> [EXERCISE]: Pull out every line below that contains the word "Chris".

> [DATA IN THIS EXERCISE]:
********************
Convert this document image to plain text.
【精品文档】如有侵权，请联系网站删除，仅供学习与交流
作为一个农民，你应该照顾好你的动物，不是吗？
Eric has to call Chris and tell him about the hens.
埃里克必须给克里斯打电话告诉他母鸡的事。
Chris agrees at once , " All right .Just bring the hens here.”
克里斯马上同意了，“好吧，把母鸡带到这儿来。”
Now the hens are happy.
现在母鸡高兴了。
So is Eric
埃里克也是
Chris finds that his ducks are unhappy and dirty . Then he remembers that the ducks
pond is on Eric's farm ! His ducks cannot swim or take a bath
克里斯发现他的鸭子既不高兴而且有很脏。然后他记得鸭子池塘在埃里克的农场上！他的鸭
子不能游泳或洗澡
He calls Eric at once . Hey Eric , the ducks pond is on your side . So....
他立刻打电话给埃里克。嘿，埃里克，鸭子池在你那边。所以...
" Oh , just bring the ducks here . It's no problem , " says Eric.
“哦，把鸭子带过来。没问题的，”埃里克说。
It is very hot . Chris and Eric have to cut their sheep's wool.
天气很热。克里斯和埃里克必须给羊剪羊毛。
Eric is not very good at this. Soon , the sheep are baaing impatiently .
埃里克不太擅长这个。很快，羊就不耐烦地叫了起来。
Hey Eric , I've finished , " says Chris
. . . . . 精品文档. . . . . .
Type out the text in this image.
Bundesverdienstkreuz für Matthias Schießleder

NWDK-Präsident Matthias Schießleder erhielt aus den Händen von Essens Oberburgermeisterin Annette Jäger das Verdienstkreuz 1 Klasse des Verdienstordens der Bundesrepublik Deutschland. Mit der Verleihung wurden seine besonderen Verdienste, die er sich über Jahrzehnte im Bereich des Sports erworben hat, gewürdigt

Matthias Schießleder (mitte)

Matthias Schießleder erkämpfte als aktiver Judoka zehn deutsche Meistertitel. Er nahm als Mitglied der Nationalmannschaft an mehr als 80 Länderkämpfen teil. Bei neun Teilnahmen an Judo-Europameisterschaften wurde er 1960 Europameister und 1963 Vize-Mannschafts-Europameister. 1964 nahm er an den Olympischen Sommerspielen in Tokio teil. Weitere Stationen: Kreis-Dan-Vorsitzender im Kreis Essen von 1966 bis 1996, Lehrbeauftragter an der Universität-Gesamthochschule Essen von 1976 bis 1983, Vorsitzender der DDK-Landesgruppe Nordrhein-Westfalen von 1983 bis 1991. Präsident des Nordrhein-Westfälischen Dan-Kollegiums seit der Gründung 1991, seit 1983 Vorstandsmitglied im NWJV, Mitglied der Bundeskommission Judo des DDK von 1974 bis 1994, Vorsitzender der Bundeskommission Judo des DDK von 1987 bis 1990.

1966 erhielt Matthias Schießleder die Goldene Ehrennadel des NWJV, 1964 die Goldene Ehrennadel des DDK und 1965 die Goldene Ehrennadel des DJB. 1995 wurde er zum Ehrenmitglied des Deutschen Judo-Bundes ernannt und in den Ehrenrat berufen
********************
> [RESULT OF THIS TASK]:
Eric has to call Chris and tell him about the hens.
Chris agrees at once , " All right .Just bring the hens here.”
Chris finds that his ducks are unhappy and dirty . Then he remembers that the ducks
It is very hot . Chris and Eric have to cut their sheep's wool.
Hey Eric , I've finished , " says Chris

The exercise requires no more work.